# Data for this task
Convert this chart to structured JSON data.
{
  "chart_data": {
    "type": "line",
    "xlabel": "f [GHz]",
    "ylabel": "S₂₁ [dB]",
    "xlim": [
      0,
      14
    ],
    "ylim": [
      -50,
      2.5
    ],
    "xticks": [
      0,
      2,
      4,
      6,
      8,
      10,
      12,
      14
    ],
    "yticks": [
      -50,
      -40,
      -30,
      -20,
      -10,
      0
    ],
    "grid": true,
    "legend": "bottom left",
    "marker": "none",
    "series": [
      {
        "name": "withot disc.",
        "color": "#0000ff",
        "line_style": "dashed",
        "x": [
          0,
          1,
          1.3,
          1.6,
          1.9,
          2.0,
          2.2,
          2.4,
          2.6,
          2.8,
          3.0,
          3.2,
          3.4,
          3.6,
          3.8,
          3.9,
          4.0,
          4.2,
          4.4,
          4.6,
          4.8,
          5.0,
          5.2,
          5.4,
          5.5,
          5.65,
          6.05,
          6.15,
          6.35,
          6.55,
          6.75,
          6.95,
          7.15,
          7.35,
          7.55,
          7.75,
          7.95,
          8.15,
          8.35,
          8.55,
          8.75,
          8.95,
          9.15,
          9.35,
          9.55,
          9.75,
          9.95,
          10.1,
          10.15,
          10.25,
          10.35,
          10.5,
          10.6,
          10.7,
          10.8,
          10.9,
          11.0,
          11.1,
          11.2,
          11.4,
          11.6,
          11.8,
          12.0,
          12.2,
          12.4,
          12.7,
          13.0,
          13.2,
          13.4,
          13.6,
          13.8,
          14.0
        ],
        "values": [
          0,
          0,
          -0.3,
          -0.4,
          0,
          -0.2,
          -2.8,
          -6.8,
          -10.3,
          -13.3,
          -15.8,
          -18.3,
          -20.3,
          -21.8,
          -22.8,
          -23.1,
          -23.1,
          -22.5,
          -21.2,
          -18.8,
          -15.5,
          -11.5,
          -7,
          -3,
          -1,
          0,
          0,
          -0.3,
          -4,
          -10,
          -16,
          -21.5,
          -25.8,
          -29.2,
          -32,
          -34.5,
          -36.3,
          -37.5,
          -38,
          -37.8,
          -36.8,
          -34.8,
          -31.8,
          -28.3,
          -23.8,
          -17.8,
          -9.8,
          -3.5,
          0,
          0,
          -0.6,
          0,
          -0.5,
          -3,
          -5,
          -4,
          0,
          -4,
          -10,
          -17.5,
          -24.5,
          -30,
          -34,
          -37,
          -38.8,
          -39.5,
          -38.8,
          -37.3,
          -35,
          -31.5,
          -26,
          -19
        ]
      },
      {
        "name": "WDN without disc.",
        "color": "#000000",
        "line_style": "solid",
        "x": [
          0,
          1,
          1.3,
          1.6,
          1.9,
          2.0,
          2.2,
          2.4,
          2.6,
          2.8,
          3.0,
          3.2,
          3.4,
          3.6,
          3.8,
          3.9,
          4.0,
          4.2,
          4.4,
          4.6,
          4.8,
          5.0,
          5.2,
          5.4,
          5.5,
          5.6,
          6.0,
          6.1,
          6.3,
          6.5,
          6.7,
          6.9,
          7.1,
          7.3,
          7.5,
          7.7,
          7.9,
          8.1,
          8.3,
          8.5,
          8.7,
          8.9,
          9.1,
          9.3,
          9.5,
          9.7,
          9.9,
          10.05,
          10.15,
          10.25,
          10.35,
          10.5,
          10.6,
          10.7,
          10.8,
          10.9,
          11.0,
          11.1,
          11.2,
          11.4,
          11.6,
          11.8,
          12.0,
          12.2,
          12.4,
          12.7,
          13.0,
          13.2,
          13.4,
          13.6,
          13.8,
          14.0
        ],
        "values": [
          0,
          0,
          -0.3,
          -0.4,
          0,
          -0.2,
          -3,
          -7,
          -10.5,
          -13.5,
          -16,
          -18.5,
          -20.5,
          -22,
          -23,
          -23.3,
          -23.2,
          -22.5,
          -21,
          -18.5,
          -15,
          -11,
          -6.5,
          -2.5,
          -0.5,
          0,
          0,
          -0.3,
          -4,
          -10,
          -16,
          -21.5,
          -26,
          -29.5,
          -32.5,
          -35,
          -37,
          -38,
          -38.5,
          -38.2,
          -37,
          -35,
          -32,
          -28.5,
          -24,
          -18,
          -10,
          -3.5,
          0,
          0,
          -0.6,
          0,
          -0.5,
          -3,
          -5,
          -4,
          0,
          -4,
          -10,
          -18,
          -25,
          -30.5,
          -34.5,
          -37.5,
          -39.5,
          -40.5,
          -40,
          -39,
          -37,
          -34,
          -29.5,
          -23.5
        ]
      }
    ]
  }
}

# Task details
Please output the entries above, every line exactly as it reads.

# Exercise response
Convert this chart to structured JSON data.
{
  "chart_data": {
    "type": "line",
    "xlabel": "f [GHz]",
    "ylabel": "S₂₁ [dB]",
    "xlim": [
      0,
      14
    ],
    "ylim": [
      -50,
      2.5
    ],
    "xticks": [
      0,
      2,
      4,
      6,
      8,
      10,
      12,
      14
    ],
    "yticks": [
      -50,
      -40,
      -30,
      -20,
      -10,
      0
    ],
    "grid": true,
    "legend": "bottom left",
    "marker": "none",
    "series": [
      {
        "name": "withot disc.",
        "color": "#0000ff",
        "line_style": "dashed",
        "x": [
          0,
          1,
          1.3,
          1.6,
          1.9,
          2.0,
          2.2,
          2.4,
          2.6,
          2.8,
          3.0,
          3.2,
          3.4,
          3.6,
          3.8,
          3.9,
          4.0,
          4.2,
          4.4,
          4.6,
          4.8,
          5.0,
          5.2,
          5.4,
          5.5,
          5.65,
          6.05,
          6.15,
          6.35,
          6.55,
          6.75,
          6.95,
          7.15,
          7.35,
          7.55,
          7.75,
          7.95,
          8.15,
          8.35,
          8.55,
          8.75,
          8.95,
          9.15,
          9.35,
          9.55,
          9.75,
          9.95,
          10.1,
          10.15,
          10.25,
          10.35,
          10.5,
          10.6,
          10.7,
          10.8,
          10.9,
          11.0,
          11.1,
          11.2,
          11.4,
          11.6,
          11.8,
          12.0,
          12.2,
          12.4,
          12.7,
          13.0,
          13.2,
          13.4,
          13.6,
          13.8,
          14.0
        ],
        "values": [
          0,
          0,
          -0.3,
          -0.4,
          0,
          -0.2,
          -2.8,
          -6.8,
          -10.3,
          -13.3,
          -15.8,
          -18.3,
          -20.3,
          -21.8,
          -22.8,
          -23.1,
          -23.1,
          -22.5,
          -21.2,
          -18.8,
          -15.5,
          -11.5,
          -7,
          -3,
          -1,
          0,
          0,
          -0.3,
          -4,
          -10,
          -16,
          -21.5,
          -25.8,
          -29.2,
          -32,
          -34.5,
          -36.3,
          -37.5,
          -38,
          -37.8,
          -36.8,
          -34.8,
          -31.8,
          -28.3,
          -23.8,
          -17.8,
          -9.8,
          -3.5,
          0,
          0,
          -0.6,
          0,
          -0.5,
          -3,
          -5,
          -4,
          0,
          -4,
          -10,
          -17.5,
          -24.5,
          -30,
          -34,
          -37,
          -38.8,
          -39.5,
          -38.8,
          -37.3,
          -35,
          -31.5,
          -26,
          -19
        ]
      },
      {
        "name": "WDN without disc.",
        "color": "#000000",
        "line_style": "solid",
        "x": [
          0,
          1,
          1.3,
          1.6,
          1.9,
          2.0,
          2.2,
          2.4,
          2.6,
          2.8,
          3.0,
          3.2,
          3.4,
          3.6,
          3.8,
          3.9,
          4.0,
          4.2,
          4.4,
          4.6,
          4.8,
          5.0,
          5.2,
          5.4,
          5.5,
          5.6,
          6.0,
          6.1,
          6.3,
          6.5,
          6.7,
          6.9,
          7.1,
          7.3,
          7.5,
          7.7,
          7.9,
          8.1,
          8.3,
          8.5,
          8.7,
          8.9,
          9.1,
          9.3,
          9.5,
          9.7,
          9.9,
          10.05,
          10.15,
          10.25,
          10.35,
          10.5,
          10.6,
          10.7,
          10.8,
          10.9,
          11.0,
          11.1,
          11.2,
          11.4,
          11.6,
          11.8,
          12.0,
          12.2,
          12.4,
          12.7,
          13.0,
          13.2,
          13.4,
          13.6,
          13.8,
          14.0
        ],
        "values": [
          0,
          0,
          -0.3,
          -0.4,
          0,
          -0.2,
          -3,
          -7,
          -10.5,
          -13.5,
          -16,
          -18.5,
          -20.5,
          -22,
          -23,
          -23.3,
          -23.2,
          -22.5,
          -21,
          -18.5,
          -15,
          -11,
          -6.5,
          -2.5,
          -0.5,
          0,
          0,
          -0.3,
          -4,
          -10,
          -16,
          -21.5,
          -26,
          -29.5,
          -32.5,
          -35,
          -37,
          -38,
          -38.5,
          -38.2,
          -37,
          -35,
          -32,
          -28.5,
          -24,
          -18,
          -10,
          -3.5,
          0,
          0,
          -0.6,
          0,
          -0.5,
          -3,
          -5,
          -4,
          0,
          -4,
          -10,
          -18,
          -25,
          -30.5,
          -34.5,
          -37.5,
          -39.5,
          -40.5,
          -40,
          -39,
          -37,
          -34,
          -29.5,
          -23.5
        ]
      }
    ]
  }
}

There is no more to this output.